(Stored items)
===

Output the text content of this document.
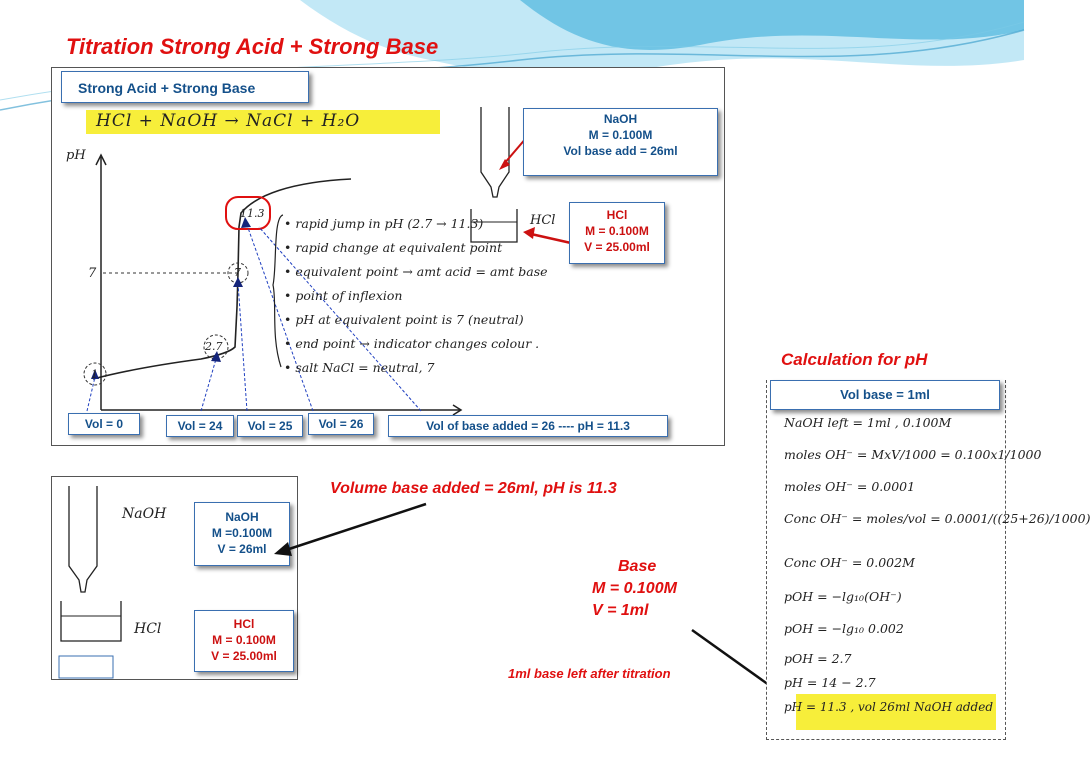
Titration Strong Acid + Strong Base
Strong Acid + Strong Base
HCl + NaOH → NaCl + H₂O
pH
7
1
2.7
7
11.3
• rapid jump in pH (2.7 → 11.3)
• rapid change at equivalent point
• equivalent point → amt acid = amt base
• point of inflexion
• pH at equivalent point is 7 (neutral)
• end point → indicator changes colour .
• salt NaCl = neutral, 7
HCl
NaOH
M = 0.100M
Vol base add = 26ml
HCl
M = 0.100M
V = 25.00ml
Vol = 0	Vol = 24	Vol = 25	Vol = 26	Vol of base added = 26 ---- pH = 11.3
NaOH
HCl
NaOH
M =0.100M
V = 26ml
HCl
M = 0.100M
V = 25.00ml
Volume base added = 26ml, pH is 11.3
Base
M = 0.100M
V = 1ml
1ml base left after titration
Calculation for pH
Vol base = 1ml
NaOH left = 1ml , 0.100M
moles OH⁻ = MxV/1000 = 0.100x1/1000
moles OH⁻ = 0.0001
Conc OH⁻ = moles/vol = 0.0001/((25+26)/1000)
Conc OH⁻ = 0.002M
pOH = −lg₁₀(OH⁻)
pOH = −lg₁₀ 0.002
pOH = 2.7
pH = 14 − 2.7
pH = 11.3 , vol 26ml NaOH added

===

Above are records to transcribe exactly; leave their pictures out.

Reply to the task -
Output the text content of this document.
Titration Strong Acid + Strong Base
Strong Acid + Strong Base
HCl + NaOH → NaCl + H₂O
pH
7
1
2.7
7
11.3
• rapid jump in pH (2.7 → 11.3)
• rapid change at equivalent point
• equivalent point → amt acid = amt base
• point of inflexion
• pH at equivalent point is 7 (neutral)
• end point → indicator changes colour .
• salt NaCl = neutral, 7
HCl
NaOH
M = 0.100M
Vol base add = 26ml
HCl
M = 0.100M
V = 25.00ml
Vol = 0	Vol = 24	Vol = 25	Vol = 26	Vol of base added = 26 ---- pH = 11.3
NaOH
HCl
NaOH
M =0.100M
V = 26ml
HCl
M = 0.100M
V = 25.00ml
Volume base added = 26ml, pH is 11.3
Base
M = 0.100M
V = 1ml
1ml base left after titration
Calculation for pH
Vol base = 1ml
NaOH left = 1ml , 0.100M
moles OH⁻ = MxV/1000 = 0.100x1/1000
moles OH⁻ = 0.0001
Conc OH⁻ = moles/vol = 0.0001/((25+26)/1000)
Conc OH⁻ = 0.002M
pOH = −lg₁₀(OH⁻)
pOH = −lg₁₀ 0.002
pOH = 2.7
pH = 14 − 2.7
pH = 11.3 , vol 26ml NaOH added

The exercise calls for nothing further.